◆ TASK MATERIAL:

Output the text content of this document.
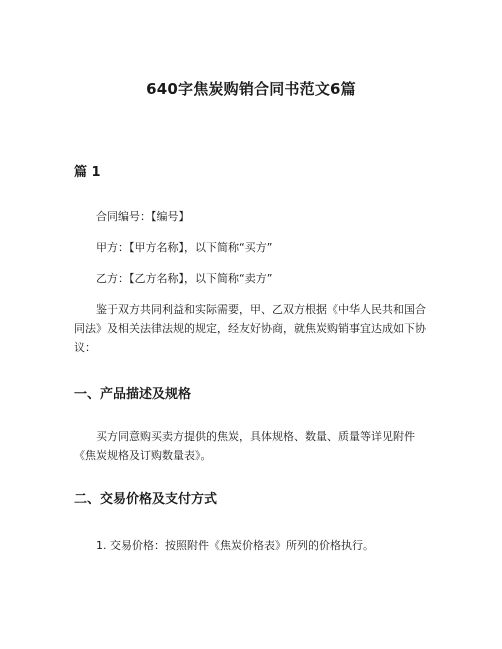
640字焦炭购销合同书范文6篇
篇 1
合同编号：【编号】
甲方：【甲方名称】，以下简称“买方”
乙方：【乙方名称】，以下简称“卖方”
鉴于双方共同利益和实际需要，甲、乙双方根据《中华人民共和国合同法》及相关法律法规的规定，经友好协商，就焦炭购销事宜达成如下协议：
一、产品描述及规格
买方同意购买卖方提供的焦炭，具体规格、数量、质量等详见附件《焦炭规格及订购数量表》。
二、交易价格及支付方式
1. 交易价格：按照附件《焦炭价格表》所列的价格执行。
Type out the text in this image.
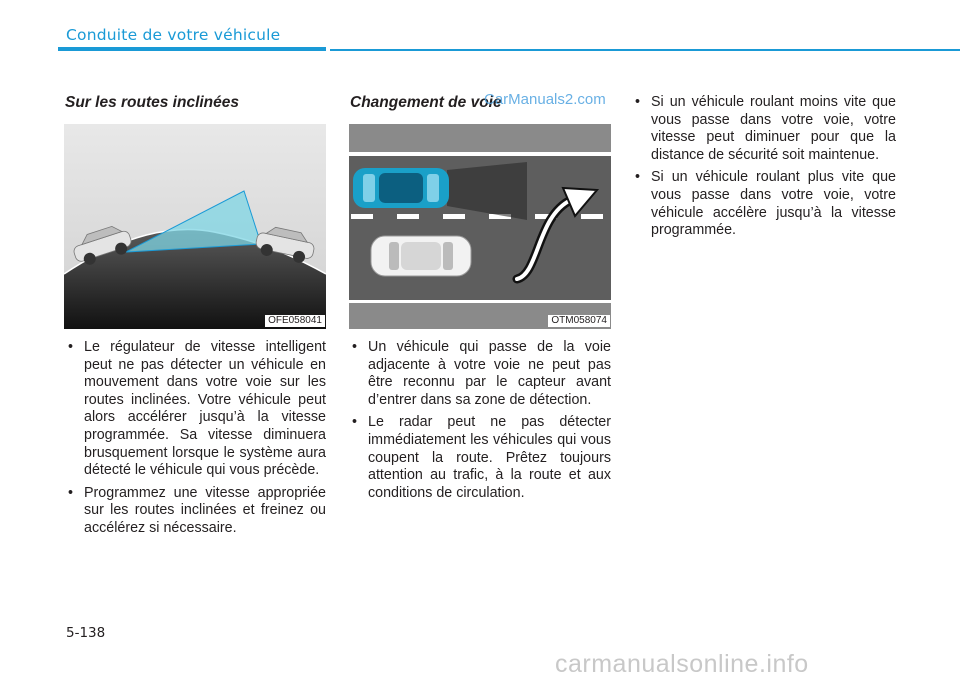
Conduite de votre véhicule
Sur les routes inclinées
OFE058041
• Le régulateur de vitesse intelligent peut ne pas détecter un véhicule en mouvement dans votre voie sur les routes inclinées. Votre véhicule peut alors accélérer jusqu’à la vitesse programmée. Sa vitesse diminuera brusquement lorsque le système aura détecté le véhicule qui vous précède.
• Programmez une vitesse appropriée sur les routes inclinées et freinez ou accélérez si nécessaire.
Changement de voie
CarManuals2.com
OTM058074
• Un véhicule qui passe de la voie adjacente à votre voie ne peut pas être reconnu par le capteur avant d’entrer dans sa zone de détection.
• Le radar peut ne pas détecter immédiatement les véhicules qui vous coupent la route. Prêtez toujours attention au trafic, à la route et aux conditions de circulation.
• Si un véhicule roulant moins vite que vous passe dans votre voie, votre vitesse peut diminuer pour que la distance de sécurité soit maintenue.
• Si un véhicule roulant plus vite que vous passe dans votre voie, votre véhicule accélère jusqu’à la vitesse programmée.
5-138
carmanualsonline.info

* * *

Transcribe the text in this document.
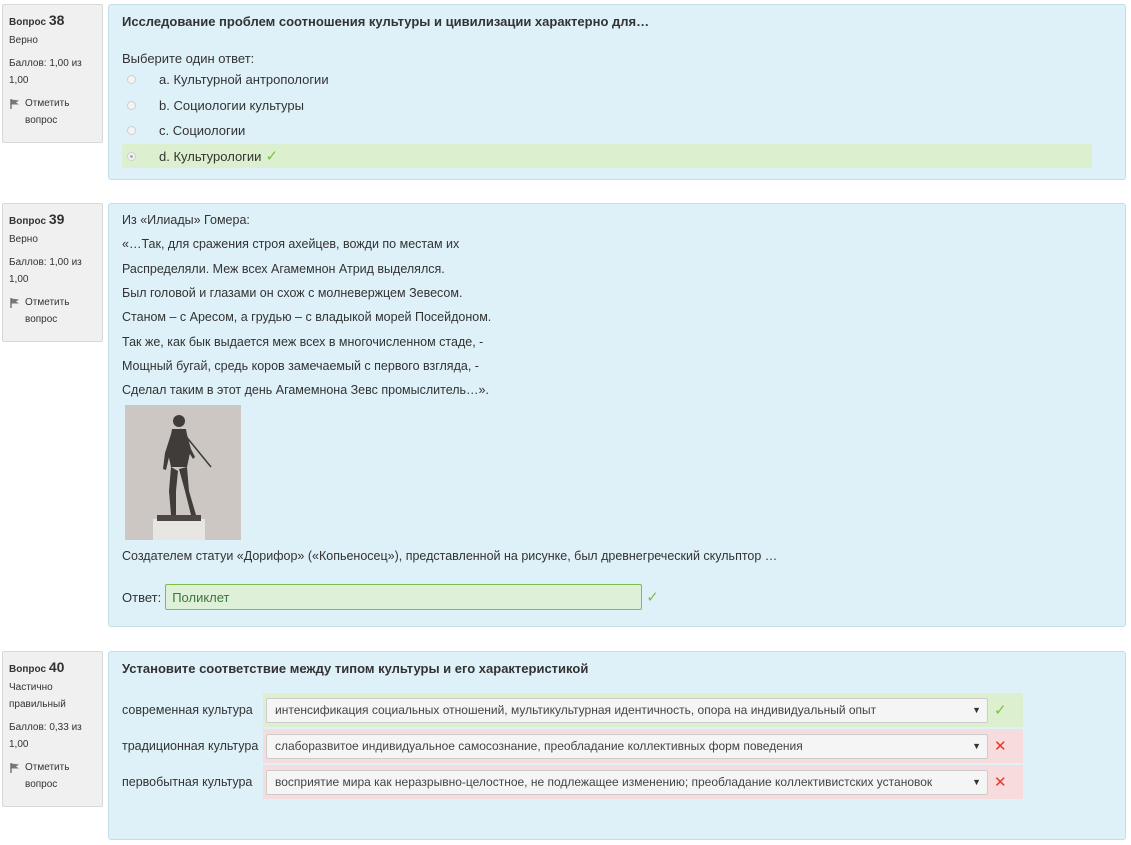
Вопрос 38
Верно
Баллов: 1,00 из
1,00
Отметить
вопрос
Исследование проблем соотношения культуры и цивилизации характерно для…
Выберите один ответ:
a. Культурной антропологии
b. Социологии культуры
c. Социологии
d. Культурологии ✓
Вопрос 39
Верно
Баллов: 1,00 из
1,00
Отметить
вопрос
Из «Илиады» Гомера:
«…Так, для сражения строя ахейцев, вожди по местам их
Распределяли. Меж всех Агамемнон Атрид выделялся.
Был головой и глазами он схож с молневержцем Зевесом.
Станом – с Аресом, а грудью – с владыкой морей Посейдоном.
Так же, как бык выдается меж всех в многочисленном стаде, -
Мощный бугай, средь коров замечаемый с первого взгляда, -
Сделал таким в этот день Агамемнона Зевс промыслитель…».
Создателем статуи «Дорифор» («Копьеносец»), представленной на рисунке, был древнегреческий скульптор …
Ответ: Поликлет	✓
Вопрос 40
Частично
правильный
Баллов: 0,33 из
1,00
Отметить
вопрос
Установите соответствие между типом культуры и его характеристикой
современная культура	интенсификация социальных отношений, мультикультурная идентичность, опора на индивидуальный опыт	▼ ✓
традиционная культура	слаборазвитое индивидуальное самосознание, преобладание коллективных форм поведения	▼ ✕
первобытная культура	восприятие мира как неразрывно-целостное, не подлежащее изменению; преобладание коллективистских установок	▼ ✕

...

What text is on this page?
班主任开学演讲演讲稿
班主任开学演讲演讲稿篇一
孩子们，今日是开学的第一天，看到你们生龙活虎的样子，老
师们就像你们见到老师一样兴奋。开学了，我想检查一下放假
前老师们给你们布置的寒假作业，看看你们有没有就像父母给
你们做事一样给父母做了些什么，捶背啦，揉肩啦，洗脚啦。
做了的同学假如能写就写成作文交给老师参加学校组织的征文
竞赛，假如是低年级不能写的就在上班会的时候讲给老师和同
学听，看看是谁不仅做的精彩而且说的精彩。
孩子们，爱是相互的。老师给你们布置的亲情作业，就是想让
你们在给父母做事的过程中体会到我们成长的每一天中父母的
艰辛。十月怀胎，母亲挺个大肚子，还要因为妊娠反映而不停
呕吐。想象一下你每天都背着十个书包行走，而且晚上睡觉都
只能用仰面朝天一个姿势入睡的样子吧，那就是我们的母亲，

◆ INSTRUCTIONS TO FOLLOW: Scan the entries above for the word "détecter" and collect each line holding it.

◆ FINISHED EXERCISE:
• Le régulateur de vitesse intelligent peut ne pas détecter un véhicule en mouvement dans votre voie sur les routes inclinées. Votre véhicule peut alors accélérer jusqu’à la vitesse programmée. Sa vitesse diminuera brusquement lorsque le système aura détecté le véhicule qui vous précède.
• Le radar peut ne pas détecter immédiatement les véhicules qui vous coupent la route. Prêtez toujours attention au trafic, à la route et aux conditions de circulation.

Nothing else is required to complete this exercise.